▶ _EXERCISE_
Scan the entries below for the word "heading". Copy each line that has it.

▶ _INPUT FOR THIS TASK_
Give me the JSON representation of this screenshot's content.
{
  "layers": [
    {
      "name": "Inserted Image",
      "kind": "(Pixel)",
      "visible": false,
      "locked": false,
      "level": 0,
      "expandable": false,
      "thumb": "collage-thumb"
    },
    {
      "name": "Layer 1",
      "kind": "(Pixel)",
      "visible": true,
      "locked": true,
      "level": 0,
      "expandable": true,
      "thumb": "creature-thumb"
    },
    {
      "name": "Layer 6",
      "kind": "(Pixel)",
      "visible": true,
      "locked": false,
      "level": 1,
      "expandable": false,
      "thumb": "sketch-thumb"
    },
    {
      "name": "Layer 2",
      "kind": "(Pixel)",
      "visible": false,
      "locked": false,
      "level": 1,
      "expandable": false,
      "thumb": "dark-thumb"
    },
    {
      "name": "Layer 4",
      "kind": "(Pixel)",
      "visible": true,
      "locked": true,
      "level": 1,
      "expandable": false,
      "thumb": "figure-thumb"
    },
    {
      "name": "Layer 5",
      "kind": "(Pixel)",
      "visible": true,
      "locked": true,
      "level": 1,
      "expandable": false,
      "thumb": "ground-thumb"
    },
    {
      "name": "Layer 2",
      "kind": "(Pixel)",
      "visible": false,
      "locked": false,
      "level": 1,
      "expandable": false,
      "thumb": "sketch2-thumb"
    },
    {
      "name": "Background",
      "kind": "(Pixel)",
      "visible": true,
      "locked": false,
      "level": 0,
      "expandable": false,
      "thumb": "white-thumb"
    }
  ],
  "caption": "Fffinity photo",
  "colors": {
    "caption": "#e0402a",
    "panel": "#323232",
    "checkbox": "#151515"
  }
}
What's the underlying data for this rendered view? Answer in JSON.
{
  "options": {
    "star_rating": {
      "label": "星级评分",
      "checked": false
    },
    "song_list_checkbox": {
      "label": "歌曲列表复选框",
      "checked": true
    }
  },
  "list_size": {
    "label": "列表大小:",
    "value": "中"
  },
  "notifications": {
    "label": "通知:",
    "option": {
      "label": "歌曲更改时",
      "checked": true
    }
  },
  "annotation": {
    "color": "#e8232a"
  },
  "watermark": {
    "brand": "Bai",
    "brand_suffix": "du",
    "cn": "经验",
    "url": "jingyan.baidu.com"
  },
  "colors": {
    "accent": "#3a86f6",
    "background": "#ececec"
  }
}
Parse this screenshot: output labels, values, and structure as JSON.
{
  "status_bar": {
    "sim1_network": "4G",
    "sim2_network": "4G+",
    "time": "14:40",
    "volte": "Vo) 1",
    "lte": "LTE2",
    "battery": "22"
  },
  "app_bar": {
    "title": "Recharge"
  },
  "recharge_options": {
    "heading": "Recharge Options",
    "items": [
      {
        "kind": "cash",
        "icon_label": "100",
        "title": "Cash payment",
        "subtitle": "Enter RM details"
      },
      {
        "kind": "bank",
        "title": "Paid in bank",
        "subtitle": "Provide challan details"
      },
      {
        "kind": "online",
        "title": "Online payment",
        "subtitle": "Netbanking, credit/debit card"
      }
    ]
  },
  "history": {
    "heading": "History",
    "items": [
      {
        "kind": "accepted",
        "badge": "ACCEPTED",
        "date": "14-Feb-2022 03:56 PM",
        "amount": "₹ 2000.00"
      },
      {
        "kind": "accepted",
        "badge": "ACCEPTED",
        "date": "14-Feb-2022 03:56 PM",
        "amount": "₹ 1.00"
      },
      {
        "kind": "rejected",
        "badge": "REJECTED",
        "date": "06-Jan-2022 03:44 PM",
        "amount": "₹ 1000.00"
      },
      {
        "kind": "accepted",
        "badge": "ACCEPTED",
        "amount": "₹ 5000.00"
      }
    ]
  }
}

▶ _WRITTEN ANSWER_
    "heading": "Recharge Options",
    "heading": "History",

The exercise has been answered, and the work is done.